--- START Entries ---

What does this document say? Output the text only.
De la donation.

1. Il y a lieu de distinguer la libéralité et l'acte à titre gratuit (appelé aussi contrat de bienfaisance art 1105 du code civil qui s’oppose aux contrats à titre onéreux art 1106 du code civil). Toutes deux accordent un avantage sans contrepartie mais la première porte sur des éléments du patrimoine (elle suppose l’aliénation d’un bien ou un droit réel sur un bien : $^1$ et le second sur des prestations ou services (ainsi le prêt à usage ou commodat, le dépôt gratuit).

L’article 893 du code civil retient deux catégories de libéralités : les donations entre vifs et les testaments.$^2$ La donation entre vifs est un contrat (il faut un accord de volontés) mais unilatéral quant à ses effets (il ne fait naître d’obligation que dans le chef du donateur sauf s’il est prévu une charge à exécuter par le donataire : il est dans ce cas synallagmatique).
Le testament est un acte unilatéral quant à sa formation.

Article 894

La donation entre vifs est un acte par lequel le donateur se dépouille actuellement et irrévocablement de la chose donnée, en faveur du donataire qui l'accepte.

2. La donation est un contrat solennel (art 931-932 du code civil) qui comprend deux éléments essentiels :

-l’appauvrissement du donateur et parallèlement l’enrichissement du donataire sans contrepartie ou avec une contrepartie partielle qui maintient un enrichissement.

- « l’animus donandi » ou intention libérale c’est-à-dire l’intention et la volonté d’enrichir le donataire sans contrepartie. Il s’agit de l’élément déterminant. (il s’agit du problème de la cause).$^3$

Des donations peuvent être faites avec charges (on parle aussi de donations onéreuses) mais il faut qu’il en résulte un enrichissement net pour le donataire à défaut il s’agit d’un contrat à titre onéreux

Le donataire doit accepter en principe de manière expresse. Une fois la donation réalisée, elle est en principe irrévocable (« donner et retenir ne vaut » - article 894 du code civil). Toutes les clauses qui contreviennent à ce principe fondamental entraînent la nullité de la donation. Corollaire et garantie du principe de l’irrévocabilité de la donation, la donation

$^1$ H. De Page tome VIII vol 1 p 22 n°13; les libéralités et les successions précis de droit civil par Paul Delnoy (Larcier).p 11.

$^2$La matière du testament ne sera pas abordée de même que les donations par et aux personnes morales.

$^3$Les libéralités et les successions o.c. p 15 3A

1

--- END Entries ---

• Directive: Please set down all the data word for word.

• Written answer:
What does this document say? Output the text only.
De la donation.

1. Il y a lieu de distinguer la libéralité et l'acte à titre gratuit (appelé aussi contrat de bienfaisance art 1105 du code civil qui s’oppose aux contrats à titre onéreux art 1106 du code civil). Toutes deux accordent un avantage sans contrepartie mais la première porte sur des éléments du patrimoine (elle suppose l’aliénation d’un bien ou un droit réel sur un bien : $^1$ et le second sur des prestations ou services (ainsi le prêt à usage ou commodat, le dépôt gratuit).

L’article 893 du code civil retient deux catégories de libéralités : les donations entre vifs et les testaments.$^2$ La donation entre vifs est un contrat (il faut un accord de volontés) mais unilatéral quant à ses effets (il ne fait naître d’obligation que dans le chef du donateur sauf s’il est prévu une charge à exécuter par le donataire : il est dans ce cas synallagmatique).
Le testament est un acte unilatéral quant à sa formation.

Article 894

La donation entre vifs est un acte par lequel le donateur se dépouille actuellement et irrévocablement de la chose donnée, en faveur du donataire qui l'accepte.

2. La donation est un contrat solennel (art 931-932 du code civil) qui comprend deux éléments essentiels :

-l’appauvrissement du donateur et parallèlement l’enrichissement du donataire sans contrepartie ou avec une contrepartie partielle qui maintient un enrichissement.

- « l’animus donandi » ou intention libérale c’est-à-dire l’intention et la volonté d’enrichir le donataire sans contrepartie. Il s’agit de l’élément déterminant. (il s’agit du problème de la cause).$^3$

Des donations peuvent être faites avec charges (on parle aussi de donations onéreuses) mais il faut qu’il en résulte un enrichissement net pour le donataire à défaut il s’agit d’un contrat à titre onéreux

Le donataire doit accepter en principe de manière expresse. Une fois la donation réalisée, elle est en principe irrévocable (« donner et retenir ne vaut » - article 894 du code civil). Toutes les clauses qui contreviennent à ce principe fondamental entraînent la nullité de la donation. Corollaire et garantie du principe de l’irrévocabilité de la donation, la donation

$^1$ H. De Page tome VIII vol 1 p 22 n°13; les libéralités et les successions précis de droit civil par Paul Delnoy (Larcier).p 11.

$^2$La matière du testament ne sera pas abordée de même que les donations par et aux personnes morales.

$^3$Les libéralités et les successions o.c. p 15 3A

1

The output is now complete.